_CONSEGNE_:
A) Nel testo di lettura sul comportamento, che cosa sono l'amore e l'amicizia, secondo l'autrice, invece di un giocattolo?
B) Riassumi in due frasi il testo di lettura sul comportamento.

_TESTO DI LETTURA_:
++++++++

Emanuela Bassoli – Comportamento
Meglio cadere dall’alto che dal basso.
Meglio cadere dall’alto che dal basso.
Sicuramente, incontrerai lungo il tuo cammino persone che vivono di apparenze, ma che dentro sono prive di sostanza.
Ho ingoiato troppi bocconi amari nella mia vita credendo agli altri. Scusate se non ho più appetito, sono sazia.
Dolcezza, trasporto, sentimento, passione non hanno bisogno né di un’età e né di momenti ben precisi, sia per donarli o riceverli. Anzi direi che reprimerli sarebbe un vero peccato, poiché riempiono di gioia il cuore.
L’amore e l’amicizia non sono un giocattolo, ma bensì un sentimento reciproco che va seminato, cresciuto e raccolto. Bisogna saperli apprezzare e rispettare entrambi.

++++++++

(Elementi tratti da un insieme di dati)
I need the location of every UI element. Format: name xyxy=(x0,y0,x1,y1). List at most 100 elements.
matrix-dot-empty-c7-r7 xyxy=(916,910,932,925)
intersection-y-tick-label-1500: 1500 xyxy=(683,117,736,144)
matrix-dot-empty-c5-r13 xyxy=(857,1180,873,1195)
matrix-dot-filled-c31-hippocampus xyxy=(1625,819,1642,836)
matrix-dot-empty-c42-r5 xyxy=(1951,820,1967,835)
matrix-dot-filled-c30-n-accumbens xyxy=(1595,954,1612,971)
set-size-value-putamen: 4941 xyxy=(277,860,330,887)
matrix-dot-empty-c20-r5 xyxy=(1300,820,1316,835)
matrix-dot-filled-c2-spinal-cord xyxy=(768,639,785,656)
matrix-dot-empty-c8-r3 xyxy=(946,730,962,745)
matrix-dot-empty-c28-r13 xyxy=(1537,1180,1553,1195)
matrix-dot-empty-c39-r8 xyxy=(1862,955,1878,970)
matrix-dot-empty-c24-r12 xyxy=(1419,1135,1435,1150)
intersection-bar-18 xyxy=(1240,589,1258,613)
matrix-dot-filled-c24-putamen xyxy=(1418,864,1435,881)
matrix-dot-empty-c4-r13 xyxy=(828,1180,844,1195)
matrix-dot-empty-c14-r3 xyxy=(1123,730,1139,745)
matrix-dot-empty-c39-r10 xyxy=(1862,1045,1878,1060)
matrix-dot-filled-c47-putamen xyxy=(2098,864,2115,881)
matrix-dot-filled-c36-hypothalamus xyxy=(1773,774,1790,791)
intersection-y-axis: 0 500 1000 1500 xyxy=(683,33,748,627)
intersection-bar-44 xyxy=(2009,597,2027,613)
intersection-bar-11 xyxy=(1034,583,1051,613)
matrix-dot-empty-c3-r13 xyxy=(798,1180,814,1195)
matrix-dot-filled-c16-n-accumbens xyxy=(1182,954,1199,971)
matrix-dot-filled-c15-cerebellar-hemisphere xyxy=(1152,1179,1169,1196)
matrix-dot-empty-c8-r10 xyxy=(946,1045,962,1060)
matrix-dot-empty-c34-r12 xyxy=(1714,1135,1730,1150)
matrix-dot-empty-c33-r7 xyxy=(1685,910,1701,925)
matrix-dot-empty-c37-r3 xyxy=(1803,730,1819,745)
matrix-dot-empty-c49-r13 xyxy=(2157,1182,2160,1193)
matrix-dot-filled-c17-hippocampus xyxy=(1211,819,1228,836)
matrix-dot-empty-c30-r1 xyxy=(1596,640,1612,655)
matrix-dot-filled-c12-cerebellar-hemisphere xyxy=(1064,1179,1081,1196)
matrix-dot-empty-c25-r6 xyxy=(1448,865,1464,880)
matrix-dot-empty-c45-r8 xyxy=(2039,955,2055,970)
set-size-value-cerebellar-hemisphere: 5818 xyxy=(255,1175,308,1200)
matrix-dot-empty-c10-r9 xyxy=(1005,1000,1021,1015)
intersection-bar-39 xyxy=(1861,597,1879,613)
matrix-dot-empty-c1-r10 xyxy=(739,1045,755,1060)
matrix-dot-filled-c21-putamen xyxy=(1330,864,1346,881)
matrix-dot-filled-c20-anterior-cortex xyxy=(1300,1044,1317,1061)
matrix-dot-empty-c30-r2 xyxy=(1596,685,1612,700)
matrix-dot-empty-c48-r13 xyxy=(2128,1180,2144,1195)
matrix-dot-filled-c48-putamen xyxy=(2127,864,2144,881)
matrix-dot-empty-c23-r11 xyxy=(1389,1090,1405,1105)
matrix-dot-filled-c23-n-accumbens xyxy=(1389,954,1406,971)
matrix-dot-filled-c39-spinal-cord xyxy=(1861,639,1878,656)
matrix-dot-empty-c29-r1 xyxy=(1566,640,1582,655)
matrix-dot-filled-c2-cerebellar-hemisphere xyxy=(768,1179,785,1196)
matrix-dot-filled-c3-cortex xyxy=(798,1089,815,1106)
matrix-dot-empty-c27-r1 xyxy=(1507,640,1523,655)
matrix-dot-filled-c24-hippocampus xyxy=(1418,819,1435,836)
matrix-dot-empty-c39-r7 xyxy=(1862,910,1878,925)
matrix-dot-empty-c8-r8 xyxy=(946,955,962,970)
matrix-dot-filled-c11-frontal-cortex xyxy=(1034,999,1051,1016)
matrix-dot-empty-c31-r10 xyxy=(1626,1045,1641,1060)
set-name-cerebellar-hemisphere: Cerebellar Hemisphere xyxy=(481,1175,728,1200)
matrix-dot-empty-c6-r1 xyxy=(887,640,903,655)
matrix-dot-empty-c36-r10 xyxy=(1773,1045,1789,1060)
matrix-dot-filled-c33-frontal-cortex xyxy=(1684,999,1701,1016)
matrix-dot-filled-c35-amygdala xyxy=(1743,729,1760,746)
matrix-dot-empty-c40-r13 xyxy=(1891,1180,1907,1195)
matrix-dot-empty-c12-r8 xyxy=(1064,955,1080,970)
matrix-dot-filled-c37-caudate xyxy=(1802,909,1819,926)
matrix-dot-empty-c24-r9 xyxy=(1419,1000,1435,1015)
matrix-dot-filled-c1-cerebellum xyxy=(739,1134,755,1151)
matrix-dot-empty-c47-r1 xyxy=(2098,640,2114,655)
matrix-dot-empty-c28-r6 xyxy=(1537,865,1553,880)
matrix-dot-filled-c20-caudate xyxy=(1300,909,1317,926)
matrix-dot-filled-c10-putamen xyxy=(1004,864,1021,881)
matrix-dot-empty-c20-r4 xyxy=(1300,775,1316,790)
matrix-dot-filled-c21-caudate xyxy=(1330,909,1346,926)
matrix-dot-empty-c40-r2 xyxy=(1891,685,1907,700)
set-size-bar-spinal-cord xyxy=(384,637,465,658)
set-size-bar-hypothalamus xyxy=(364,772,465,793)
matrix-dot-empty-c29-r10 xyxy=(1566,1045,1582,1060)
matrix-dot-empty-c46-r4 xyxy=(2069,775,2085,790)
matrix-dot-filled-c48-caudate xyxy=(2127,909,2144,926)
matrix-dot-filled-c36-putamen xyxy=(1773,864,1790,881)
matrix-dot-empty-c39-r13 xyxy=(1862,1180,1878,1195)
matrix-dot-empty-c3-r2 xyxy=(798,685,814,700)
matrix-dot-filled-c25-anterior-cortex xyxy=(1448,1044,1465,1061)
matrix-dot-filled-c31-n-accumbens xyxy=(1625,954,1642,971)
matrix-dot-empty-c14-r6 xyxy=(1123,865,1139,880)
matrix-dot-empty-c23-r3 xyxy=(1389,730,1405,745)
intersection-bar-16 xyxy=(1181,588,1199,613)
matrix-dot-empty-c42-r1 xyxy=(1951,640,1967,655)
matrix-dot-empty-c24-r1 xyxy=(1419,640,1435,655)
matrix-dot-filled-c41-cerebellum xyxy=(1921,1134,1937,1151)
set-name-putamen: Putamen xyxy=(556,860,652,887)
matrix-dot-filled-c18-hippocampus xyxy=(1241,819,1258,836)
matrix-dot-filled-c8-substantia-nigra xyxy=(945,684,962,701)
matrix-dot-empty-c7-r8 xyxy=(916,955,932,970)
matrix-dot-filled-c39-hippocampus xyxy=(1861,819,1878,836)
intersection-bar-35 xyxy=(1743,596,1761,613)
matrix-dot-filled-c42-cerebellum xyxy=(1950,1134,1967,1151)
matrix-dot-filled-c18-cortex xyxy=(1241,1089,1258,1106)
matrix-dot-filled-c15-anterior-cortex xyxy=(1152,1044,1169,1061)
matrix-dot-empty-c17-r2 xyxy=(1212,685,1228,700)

++++++++

_RISPOSTE SCRITTE_:
A) Sono un sentimento reciproco che va seminato, cresciuto e raccolto.

B) Il testo avverte che lungo il cammino si incontreranno persone che vivono di apparenze ma sono prive di sostanza. Sostiene inoltre che dolcezza, trasporto, sentimento e passione non hanno bisogno di un'età precisa e che l'amore e l'amicizia vanno apprezzati e rispettati.